(Figure record extracts)
↓↓↓

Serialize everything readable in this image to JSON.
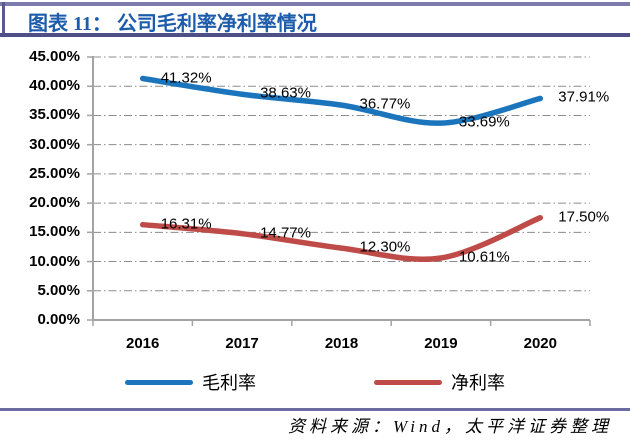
{
  "header": {
    "title": "图表 11： 公司毛利率净利率情况"
  },
  "footer": {
    "source": "资料来源：Wind，太平洋证券整理"
  },
  "colors": {
    "gross_margin_line": "#1b75bc",
    "net_margin_line": "#bf4b48",
    "title_blue": "#1d5cab",
    "frame_purple": "#6b6ba1"
  },
  "chart_data": {
    "type": "line",
    "title": "公司毛利率净利率情况",
    "categories": [
      "2016",
      "2017",
      "2018",
      "2019",
      "2020"
    ],
    "series": [
      {
        "name": "毛利率",
        "color": "#1b75bc",
        "values": [
          41.32,
          38.63,
          36.77,
          33.69,
          37.91
        ],
        "labels": [
          "41.32%",
          "38.63%",
          "36.77%",
          "33.69%",
          "37.91%"
        ]
      },
      {
        "name": "净利率",
        "color": "#bf4b48",
        "values": [
          16.31,
          14.77,
          12.3,
          10.61,
          17.5
        ],
        "labels": [
          "16.31%",
          "14.77%",
          "12.30%",
          "10.61%",
          "17.50%"
        ]
      }
    ],
    "ylim": [
      0,
      45
    ],
    "ytick_step": 5,
    "y_ticks": [
      "0.00%",
      "5.00%",
      "10.00%",
      "15.00%",
      "20.00%",
      "25.00%",
      "30.00%",
      "35.00%",
      "40.00%",
      "45.00%"
    ],
    "grid": "horizontal dash-dot gridlines",
    "legend_position": "bottom",
    "smooth": true
  }
}
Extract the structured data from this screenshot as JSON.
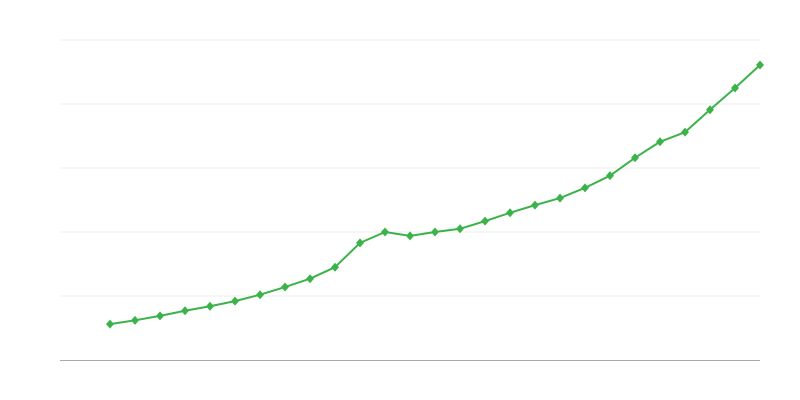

↑↑↑

SET PROBLEM
Pictures are to be left out; the records above must be repeated word for word.

ANSWER TO THIS PROBLEM
Serialize everything readable in this image to JSON.
{
  "header": {
    "title": "图表 11： 公司毛利率净利率情况"
  },
  "footer": {
    "source": "资料来源：Wind，太平洋证券整理"
  },
  "colors": {
    "gross_margin_line": "#1b75bc",
    "net_margin_line": "#bf4b48",
    "title_blue": "#1d5cab",
    "frame_purple": "#6b6ba1"
  },
  "chart_data": {
    "type": "line",
    "title": "公司毛利率净利率情况",
    "categories": [
      "2016",
      "2017",
      "2018",
      "2019",
      "2020"
    ],
    "series": [
      {
        "name": "毛利率",
        "color": "#1b75bc",
        "values": [
          41.32,
          38.63,
          36.77,
          33.69,
          37.91
        ],
        "labels": [
          "41.32%",
          "38.63%",
          "36.77%",
          "33.69%",
          "37.91%"
        ]
      },
      {
        "name": "净利率",
        "color": "#bf4b48",
        "values": [
          16.31,
          14.77,
          12.3,
          10.61,
          17.5
        ],
        "labels": [
          "16.31%",
          "14.77%",
          "12.30%",
          "10.61%",
          "17.50%"
        ]
      }
    ],
    "ylim": [
      0,
      45
    ],
    "ytick_step": 5,
    "y_ticks": [
      "0.00%",
      "5.00%",
      "10.00%",
      "15.00%",
      "20.00%",
      "25.00%",
      "30.00%",
      "35.00%",
      "40.00%",
      "45.00%"
    ],
    "grid": "horizontal dash-dot gridlines",
    "legend_position": "bottom",
    "smooth": true
  }
}
Extract the structured data from this screenshot as JSON.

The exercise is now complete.